Your task: Transcribe the records below exactly as they appear, omitting any pictures.

Exercise input:

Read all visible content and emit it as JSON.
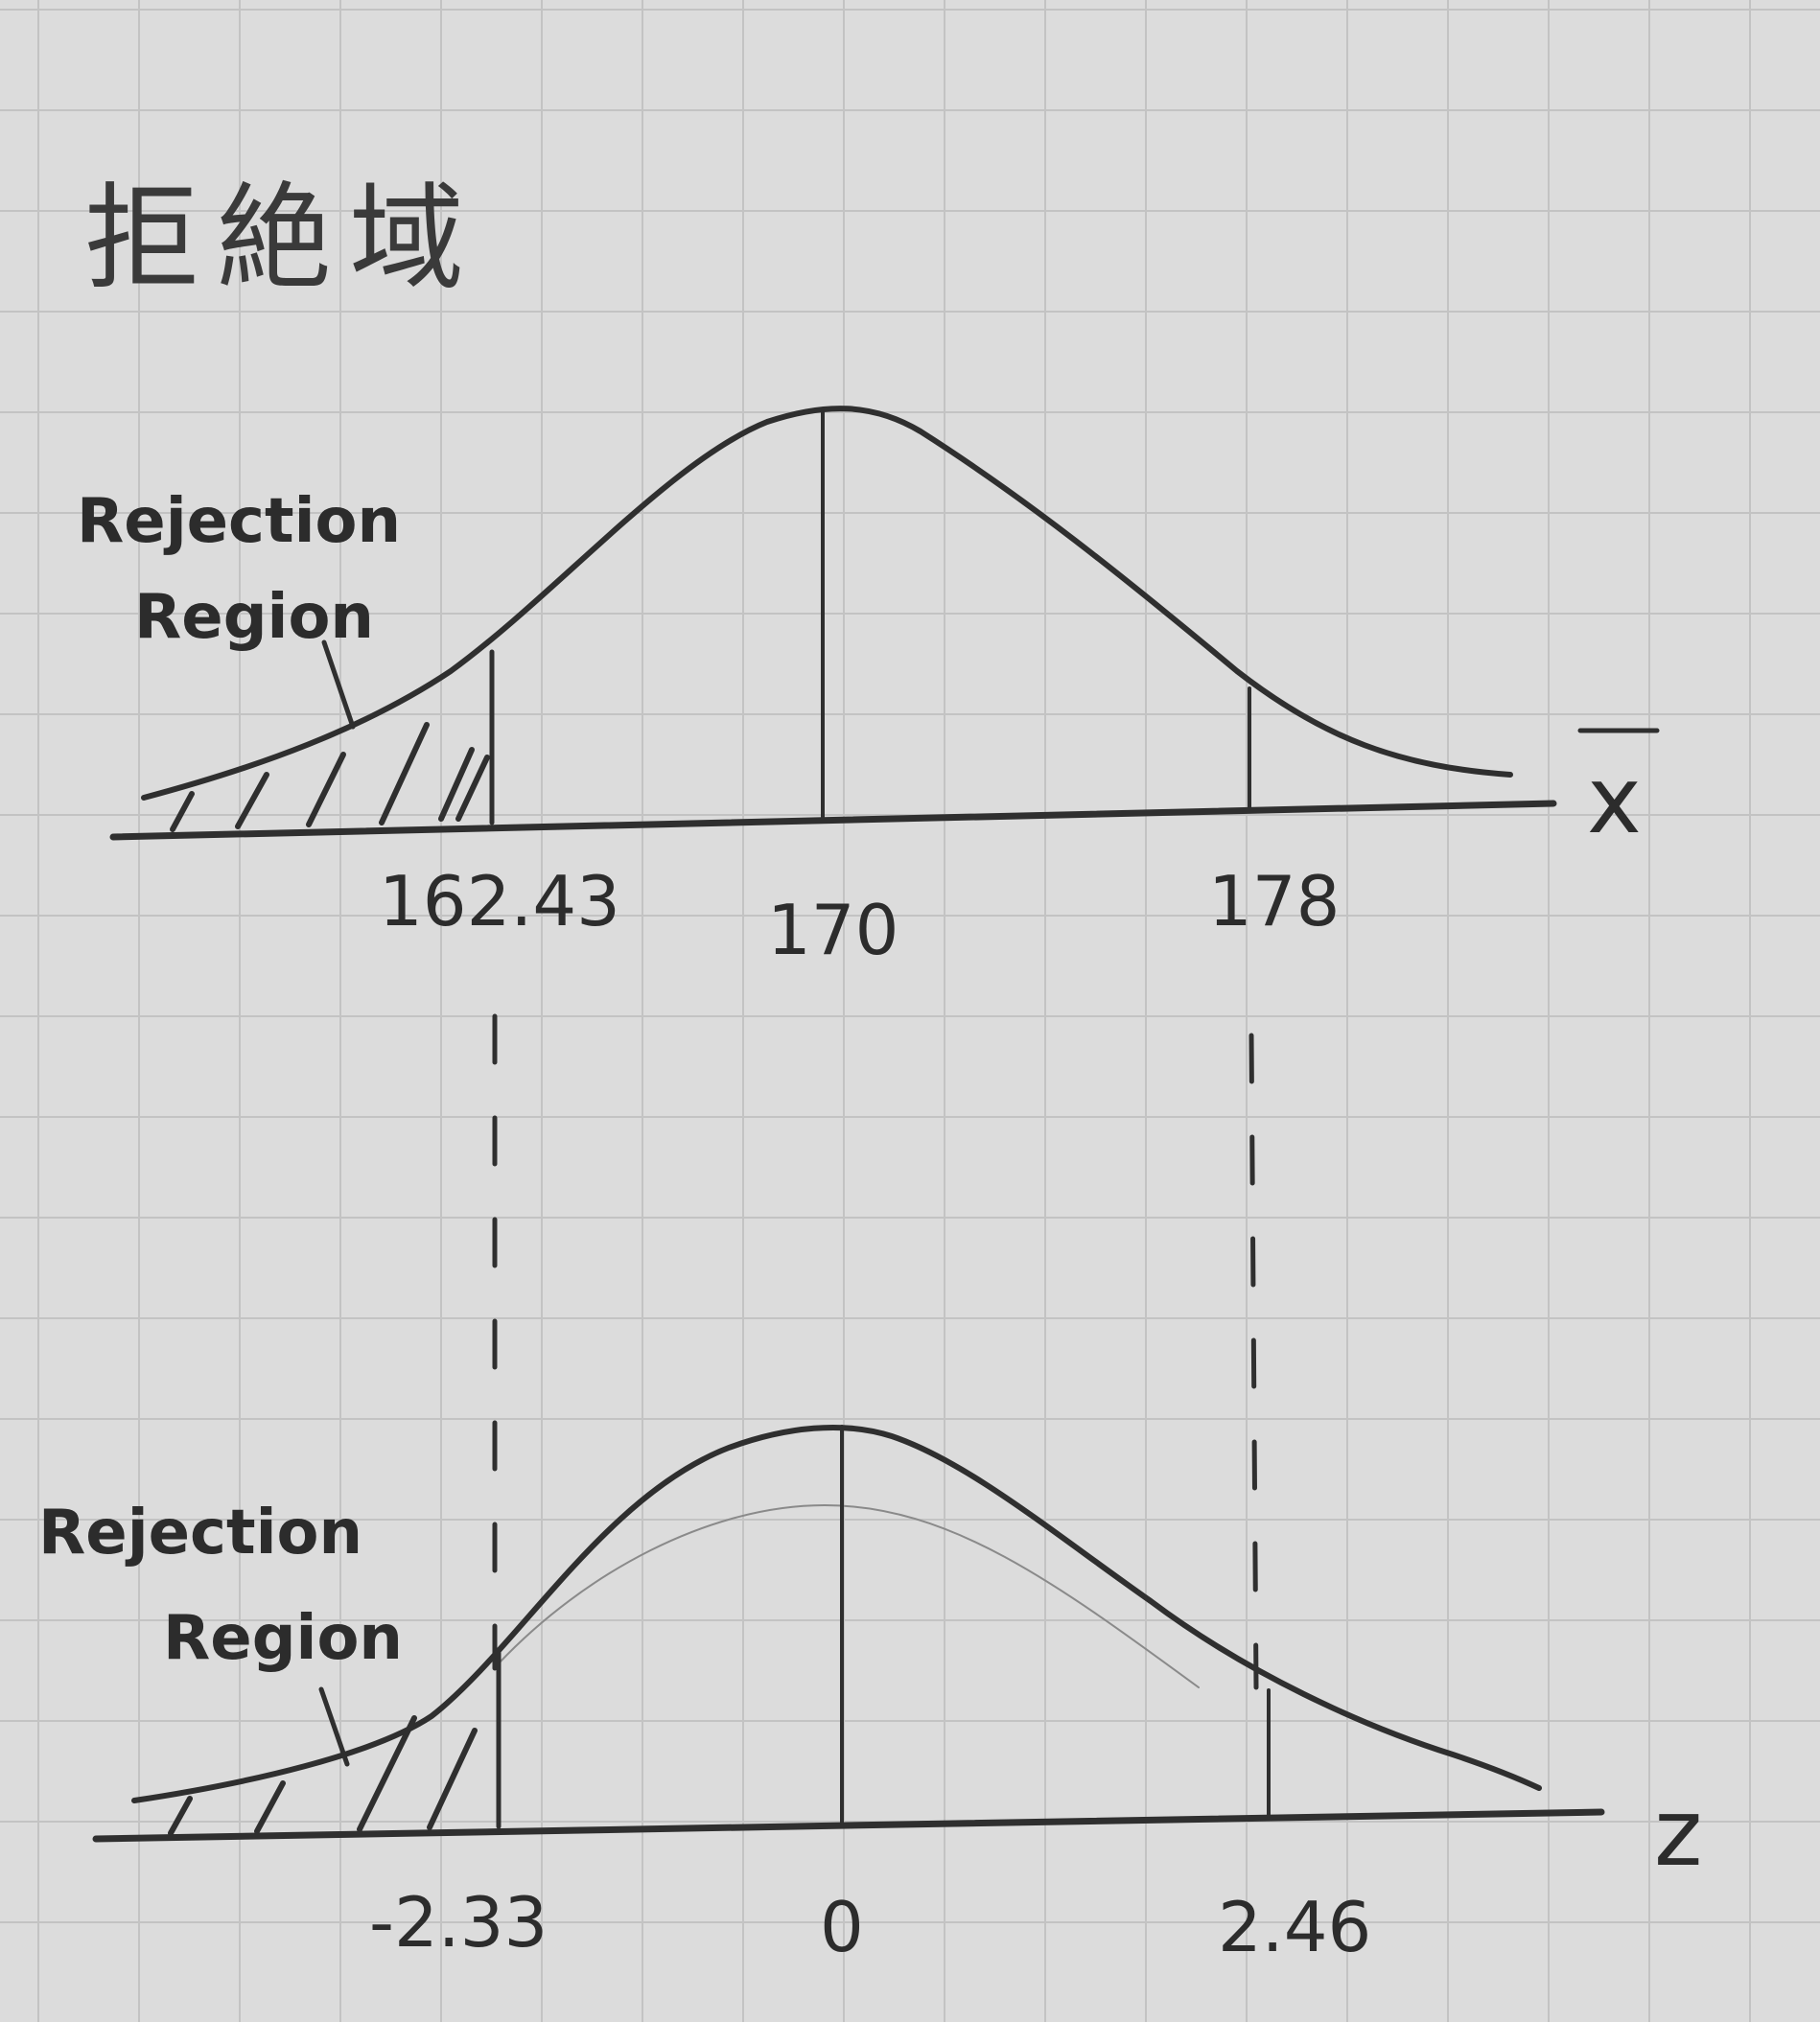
{
  "title": "拒絶域",
  "top_plot": {
    "axis_variable": "x",
    "axis_variable_overline": true,
    "rejection_label": [
      "Rejection",
      "Region"
    ],
    "ticks": [
      "162.43",
      "170",
      "178"
    ]
  },
  "bottom_plot": {
    "axis_variable": "z",
    "rejection_label": [
      "Rejection",
      "Region"
    ],
    "ticks": [
      "-2.33",
      "0",
      "2.46"
    ]
  },
  "colors": {
    "paper": "#dcdcdc",
    "grid": "#c3c3c3",
    "pencil": "#2f2f2f"
  }
}
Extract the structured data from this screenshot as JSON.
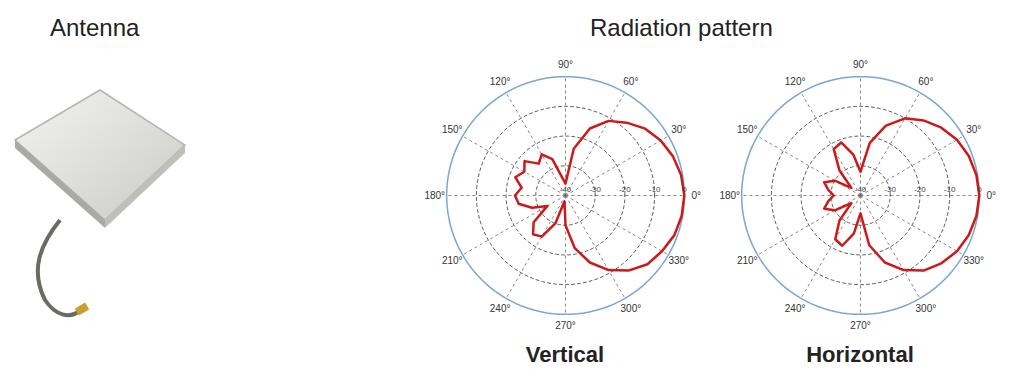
{
  "header": {
    "left": "Antenna",
    "right": "Radiation pattern"
  },
  "chart_data": [
    {
      "type": "polar",
      "title": "Vertical",
      "color": "#cc1a1a",
      "grid": true,
      "theta": [
        0,
        10,
        20,
        30,
        40,
        50,
        60,
        70,
        80,
        90,
        100,
        110,
        120,
        130,
        140,
        150,
        160,
        170,
        180,
        190,
        200,
        210,
        220,
        230,
        240,
        250,
        260,
        270,
        280,
        290,
        300,
        310,
        320,
        330,
        340,
        350
      ],
      "values": [
        0,
        -0.5,
        -1.5,
        -3,
        -5,
        -8,
        -11,
        -16,
        -24,
        -36,
        -34,
        -27,
        -24,
        -26,
        -22,
        -24,
        -22,
        -25,
        -23,
        -24,
        -28,
        -33,
        -26,
        -23,
        -24,
        -30,
        -38,
        -30,
        -22,
        -16,
        -11,
        -7,
        -4,
        -2.5,
        -1,
        -0.3
      ],
      "rlim": [
        -40,
        0
      ],
      "rticks": [
        -40,
        -30,
        -20,
        -10,
        0
      ],
      "theta_ticks": [
        {
          "value": 0,
          "label": "0°"
        },
        {
          "value": 30,
          "label": "30°"
        },
        {
          "value": 60,
          "label": "60°"
        },
        {
          "value": 90,
          "label": "90°"
        },
        {
          "value": 120,
          "label": "120°"
        },
        {
          "value": 150,
          "label": "150°"
        },
        {
          "value": 180,
          "label": "180°"
        },
        {
          "value": 210,
          "label": "210°"
        },
        {
          "value": 240,
          "label": "240°"
        },
        {
          "value": 270,
          "label": "270°"
        },
        {
          "value": 300,
          "label": "300°"
        },
        {
          "value": 330,
          "label": "330°"
        }
      ]
    },
    {
      "type": "polar",
      "title": "Horizontal",
      "color": "#cc1a1a",
      "grid": true,
      "theta": [
        0,
        10,
        20,
        30,
        40,
        50,
        60,
        70,
        80,
        90,
        100,
        110,
        120,
        130,
        140,
        150,
        160,
        170,
        180,
        190,
        200,
        210,
        220,
        230,
        240,
        250,
        260,
        270,
        280,
        290,
        300,
        310,
        320,
        330,
        340,
        350
      ],
      "values": [
        0,
        -0.4,
        -1.2,
        -2.5,
        -4.5,
        -7,
        -10,
        -15,
        -22,
        -32,
        -26,
        -21,
        -22,
        -29,
        -36,
        -30,
        -27,
        -29,
        -31,
        -29,
        -27,
        -30,
        -36,
        -29,
        -23,
        -22,
        -27,
        -34,
        -23,
        -16,
        -11,
        -7,
        -4.5,
        -2.5,
        -1.2,
        -0.4
      ],
      "rlim": [
        -40,
        0
      ],
      "rticks": [
        -40,
        -30,
        -20,
        -10,
        0
      ],
      "theta_ticks": [
        {
          "value": 0,
          "label": "0°"
        },
        {
          "value": 30,
          "label": "30°"
        },
        {
          "value": 60,
          "label": "60°"
        },
        {
          "value": 90,
          "label": "90°"
        },
        {
          "value": 120,
          "label": "120°"
        },
        {
          "value": 150,
          "label": "150°"
        },
        {
          "value": 180,
          "label": "180°"
        },
        {
          "value": 210,
          "label": "210°"
        },
        {
          "value": 240,
          "label": "240°"
        },
        {
          "value": 270,
          "label": "270°"
        },
        {
          "value": 300,
          "label": "300°"
        },
        {
          "value": 330,
          "label": "330°"
        }
      ]
    }
  ]
}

Solution:
Read all visible content and emit it as JSON.
{
  "title": "拒絶域",
  "top_plot": {
    "axis_variable": "x",
    "axis_variable_overline": true,
    "rejection_label": [
      "Rejection",
      "Region"
    ],
    "ticks": [
      "162.43",
      "170",
      "178"
    ]
  },
  "bottom_plot": {
    "axis_variable": "z",
    "rejection_label": [
      "Rejection",
      "Region"
    ],
    "ticks": [
      "-2.33",
      "0",
      "2.46"
    ]
  },
  "colors": {
    "paper": "#dcdcdc",
    "grid": "#c3c3c3",
    "pencil": "#2f2f2f"
  }
}
Extract the structured data from this screenshot as JSON.
{
  "header": {
    "left": "Antenna",
    "right": "Radiation pattern"
  },
  "chart_data": [
    {
      "type": "polar",
      "title": "Vertical",
      "color": "#cc1a1a",
      "grid": true,
      "theta": [
        0,
        10,
        20,
        30,
        40,
        50,
        60,
        70,
        80,
        90,
        100,
        110,
        120,
        130,
        140,
        150,
        160,
        170,
        180,
        190,
        200,
        210,
        220,
        230,
        240,
        250,
        260,
        270,
        280,
        290,
        300,
        310,
        320,
        330,
        340,
        350
      ],
      "values": [
        0,
        -0.5,
        -1.5,
        -3,
        -5,
        -8,
        -11,
        -16,
        -24,
        -36,
        -34,
        -27,
        -24,
        -26,
        -22,
        -24,
        -22,
        -25,
        -23,
        -24,
        -28,
        -33,
        -26,
        -23,
        -24,
        -30,
        -38,
        -30,
        -22,
        -16,
        -11,
        -7,
        -4,
        -2.5,
        -1,
        -0.3
      ],
      "rlim": [
        -40,
        0
      ],
      "rticks": [
        -40,
        -30,
        -20,
        -10,
        0
      ],
      "theta_ticks": [
        {
          "value": 0,
          "label": "0°"
        },
        {
          "value": 30,
          "label": "30°"
        },
        {
          "value": 60,
          "label": "60°"
        },
        {
          "value": 90,
          "label": "90°"
        },
        {
          "value": 120,
          "label": "120°"
        },
        {
          "value": 150,
          "label": "150°"
        },
        {
          "value": 180,
          "label": "180°"
        },
        {
          "value": 210,
          "label": "210°"
        },
        {
          "value": 240,
          "label": "240°"
        },
        {
          "value": 270,
          "label": "270°"
        },
        {
          "value": 300,
          "label": "300°"
        },
        {
          "value": 330,
          "label": "330°"
        }
      ]
    },
    {
      "type": "polar",
      "title": "Horizontal",
      "color": "#cc1a1a",
      "grid": true,
      "theta": [
        0,
        10,
        20,
        30,
        40,
        50,
        60,
        70,
        80,
        90,
        100,
        110,
        120,
        130,
        140,
        150,
        160,
        170,
        180,
        190,
        200,
        210,
        220,
        230,
        240,
        250,
        260,
        270,
        280,
        290,
        300,
        310,
        320,
        330,
        340,
        350
      ],
      "values": [
        0,
        -0.4,
        -1.2,
        -2.5,
        -4.5,
        -7,
        -10,
        -15,
        -22,
        -32,
        -26,
        -21,
        -22,
        -29,
        -36,
        -30,
        -27,
        -29,
        -31,
        -29,
        -27,
        -30,
        -36,
        -29,
        -23,
        -22,
        -27,
        -34,
        -23,
        -16,
        -11,
        -7,
        -4.5,
        -2.5,
        -1.2,
        -0.4
      ],
      "rlim": [
        -40,
        0
      ],
      "rticks": [
        -40,
        -30,
        -20,
        -10,
        0
      ],
      "theta_ticks": [
        {
          "value": 0,
          "label": "0°"
        },
        {
          "value": 30,
          "label": "30°"
        },
        {
          "value": 60,
          "label": "60°"
        },
        {
          "value": 90,
          "label": "90°"
        },
        {
          "value": 120,
          "label": "120°"
        },
        {
          "value": 150,
          "label": "150°"
        },
        {
          "value": 180,
          "label": "180°"
        },
        {
          "value": 210,
          "label": "210°"
        },
        {
          "value": 240,
          "label": "240°"
        },
        {
          "value": 270,
          "label": "270°"
        },
        {
          "value": 300,
          "label": "300°"
        },
        {
          "value": 330,
          "label": "330°"
        }
      ]
    }
  ]
}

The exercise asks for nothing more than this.